## Prompt
Images embedded in the records are excluded; print everything else exactly as given.

Stored data entries
• • • • •

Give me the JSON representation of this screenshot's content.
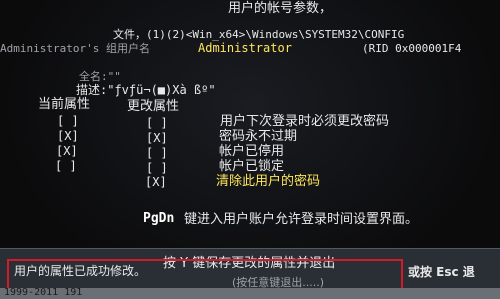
{
  "header": {
    "account_params": "用户的帐号参数，",
    "path_prefix": "文件，(1)(2)<Win_x64>\\Windows\\SYSTEM32\\CONFIG",
    "admin_line": "Administrator's 组用户名",
    "admin_name": "Administrator",
    "rid": "(RID 0x000001F4"
  },
  "user": {
    "fullname_label": "全名:\"\"",
    "desc_label": "描述:\"ƒvƒü¬(■)Xà ßº\""
  },
  "columns": {
    "current": "当前属性",
    "change": "更改属性"
  },
  "rows": [
    {
      "current": "[ ]",
      "change": "[ ]",
      "label": "用户下次登录时必须更改密码"
    },
    {
      "current": "[X]",
      "change": "[X]",
      "label": "密码永不过期"
    },
    {
      "current": "[X]",
      "change": "[ ]",
      "label": "帐户已停用"
    },
    {
      "current": "[ ]",
      "change": "[ ]",
      "label": "帐户已锁定"
    },
    {
      "current": "",
      "change": "[X]",
      "label": "清除此用户的密码"
    }
  ],
  "pgdn_key": "PgDn",
  "pgdn_text": "键进入用户账户允许登录时间设置界面。",
  "bottom": {
    "save_hint": "按 Y 键保存更改的属性并退出",
    "esc_hint": "或按 Esc 退",
    "success": "用户的属性已成功修改。",
    "press_any": "(按任意键退出.....)"
  },
  "footer": "1999-2011 191"
}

• • • • •

## Solution
Give me the JSON representation of this screenshot's content.
{
  "header": {
    "account_params": "用户的帐号参数，",
    "path_prefix": "文件，(1)(2)<Win_x64>\\Windows\\SYSTEM32\\CONFIG",
    "admin_line": "Administrator's 组用户名",
    "admin_name": "Administrator",
    "rid": "(RID 0x000001F4"
  },
  "user": {
    "fullname_label": "全名:\"\"",
    "desc_label": "描述:\"ƒvƒü¬(■)Xà ßº\""
  },
  "columns": {
    "current": "当前属性",
    "change": "更改属性"
  },
  "rows": [
    {
      "current": "[ ]",
      "change": "[ ]",
      "label": "用户下次登录时必须更改密码"
    },
    {
      "current": "[X]",
      "change": "[X]",
      "label": "密码永不过期"
    },
    {
      "current": "[X]",
      "change": "[ ]",
      "label": "帐户已停用"
    },
    {
      "current": "[ ]",
      "change": "[ ]",
      "label": "帐户已锁定"
    },
    {
      "current": "",
      "change": "[X]",
      "label": "清除此用户的密码"
    }
  ],
  "pgdn_key": "PgDn",
  "pgdn_text": "键进入用户账户允许登录时间设置界面。",
  "bottom": {
    "save_hint": "按 Y 键保存更改的属性并退出",
    "esc_hint": "或按 Esc 退",
    "success": "用户的属性已成功修改。",
    "press_any": "(按任意键退出.....)"
  },
  "footer": "1999-2011 191"
}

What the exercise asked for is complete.